>> Begin

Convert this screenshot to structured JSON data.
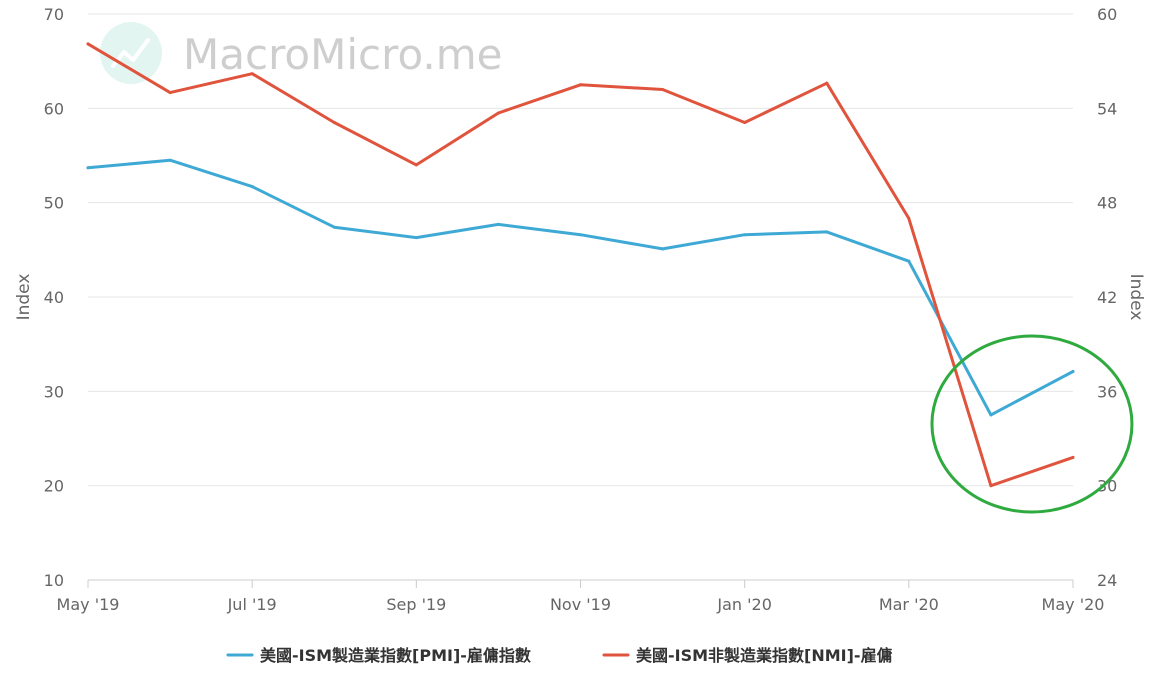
{
  "watermark": {
    "text": "MacroMicro.me"
  },
  "colors": {
    "series_pmi": "#3fa9d5",
    "series_nmi": "#e0533c",
    "highlight": "#2eaa3f",
    "grid": "#e6e6e6"
  },
  "chart_data": {
    "type": "line",
    "x": [
      "May '19",
      "Jun '19",
      "Jul '19",
      "Aug '19",
      "Sep '19",
      "Oct '19",
      "Nov '19",
      "Dec '19",
      "Jan '20",
      "Feb '20",
      "Mar '20",
      "Apr '20",
      "May '20"
    ],
    "x_tick_labels": [
      "May '19",
      "Jul '19",
      "Sep '19",
      "Nov '19",
      "Jan '20",
      "Mar '20",
      "May '20"
    ],
    "y_left": {
      "label": "Index",
      "range": [
        10,
        70
      ],
      "ticks": [
        10,
        20,
        30,
        40,
        50,
        60,
        70
      ]
    },
    "y_right": {
      "label": "Index",
      "range": [
        24,
        60
      ],
      "ticks": [
        24,
        30,
        36,
        42,
        48,
        54,
        60
      ]
    },
    "grid": true,
    "legend_position": "bottom",
    "series": [
      {
        "name": "美國-ISM製造業指數[PMI]-雇傭指數",
        "axis": "left",
        "color": "#3fa9d5",
        "values": [
          53.7,
          54.5,
          51.7,
          47.4,
          46.3,
          47.7,
          46.6,
          45.1,
          46.6,
          46.9,
          43.8,
          27.5,
          32.1
        ]
      },
      {
        "name": "美國-ISM非製造業指數[NMI]-雇傭",
        "axis": "right",
        "color": "#e0533c",
        "values": [
          58.1,
          55.0,
          56.2,
          53.1,
          50.4,
          53.7,
          55.5,
          55.2,
          53.1,
          55.6,
          47.0,
          30.0,
          31.8
        ]
      }
    ],
    "annotations": [
      {
        "type": "ellipse",
        "color": "#2eaa3f",
        "around": [
          "Apr '20",
          "May '20"
        ]
      }
    ]
  }
}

>> End

Copy every line of the data exactly as written, excluding the pictures.

> _Finished exercise_:
Convert this screenshot to structured JSON data.
{
  "watermark": {
    "text": "MacroMicro.me"
  },
  "colors": {
    "series_pmi": "#3fa9d5",
    "series_nmi": "#e0533c",
    "highlight": "#2eaa3f",
    "grid": "#e6e6e6"
  },
  "chart_data": {
    "type": "line",
    "x": [
      "May '19",
      "Jun '19",
      "Jul '19",
      "Aug '19",
      "Sep '19",
      "Oct '19",
      "Nov '19",
      "Dec '19",
      "Jan '20",
      "Feb '20",
      "Mar '20",
      "Apr '20",
      "May '20"
    ],
    "x_tick_labels": [
      "May '19",
      "Jul '19",
      "Sep '19",
      "Nov '19",
      "Jan '20",
      "Mar '20",
      "May '20"
    ],
    "y_left": {
      "label": "Index",
      "range": [
        10,
        70
      ],
      "ticks": [
        10,
        20,
        30,
        40,
        50,
        60,
        70
      ]
    },
    "y_right": {
      "label": "Index",
      "range": [
        24,
        60
      ],
      "ticks": [
        24,
        30,
        36,
        42,
        48,
        54,
        60
      ]
    },
    "grid": true,
    "legend_position": "bottom",
    "series": [
      {
        "name": "美國-ISM製造業指數[PMI]-雇傭指數",
        "axis": "left",
        "color": "#3fa9d5",
        "values": [
          53.7,
          54.5,
          51.7,
          47.4,
          46.3,
          47.7,
          46.6,
          45.1,
          46.6,
          46.9,
          43.8,
          27.5,
          32.1
        ]
      },
      {
        "name": "美國-ISM非製造業指數[NMI]-雇傭",
        "axis": "right",
        "color": "#e0533c",
        "values": [
          58.1,
          55.0,
          56.2,
          53.1,
          50.4,
          53.7,
          55.5,
          55.2,
          53.1,
          55.6,
          47.0,
          30.0,
          31.8
        ]
      }
    ],
    "annotations": [
      {
        "type": "ellipse",
        "color": "#2eaa3f",
        "around": [
          "Apr '20",
          "May '20"
        ]
      }
    ]
  }
}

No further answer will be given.